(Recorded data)
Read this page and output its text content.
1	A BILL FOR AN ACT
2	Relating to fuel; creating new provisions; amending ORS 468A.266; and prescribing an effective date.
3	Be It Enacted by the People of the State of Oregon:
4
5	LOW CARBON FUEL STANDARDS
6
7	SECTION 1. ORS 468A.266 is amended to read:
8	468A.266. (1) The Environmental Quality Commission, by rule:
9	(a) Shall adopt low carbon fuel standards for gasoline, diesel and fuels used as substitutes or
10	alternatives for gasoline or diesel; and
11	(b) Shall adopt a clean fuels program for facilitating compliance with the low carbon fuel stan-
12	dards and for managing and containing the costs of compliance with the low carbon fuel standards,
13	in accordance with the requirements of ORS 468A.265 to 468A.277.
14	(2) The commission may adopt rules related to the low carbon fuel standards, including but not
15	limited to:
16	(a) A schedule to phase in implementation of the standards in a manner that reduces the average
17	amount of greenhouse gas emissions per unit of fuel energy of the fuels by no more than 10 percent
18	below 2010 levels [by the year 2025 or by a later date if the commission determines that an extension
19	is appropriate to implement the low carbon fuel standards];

• Written problem:
In the material above, find each line that contains the word "compliance", and select it.

• Solution:
11	(b) Shall adopt a clean fuels program for facilitating compliance with the low carbon fuel stan-
12	dards and for managing and containing the costs of compliance with the low carbon fuel standards,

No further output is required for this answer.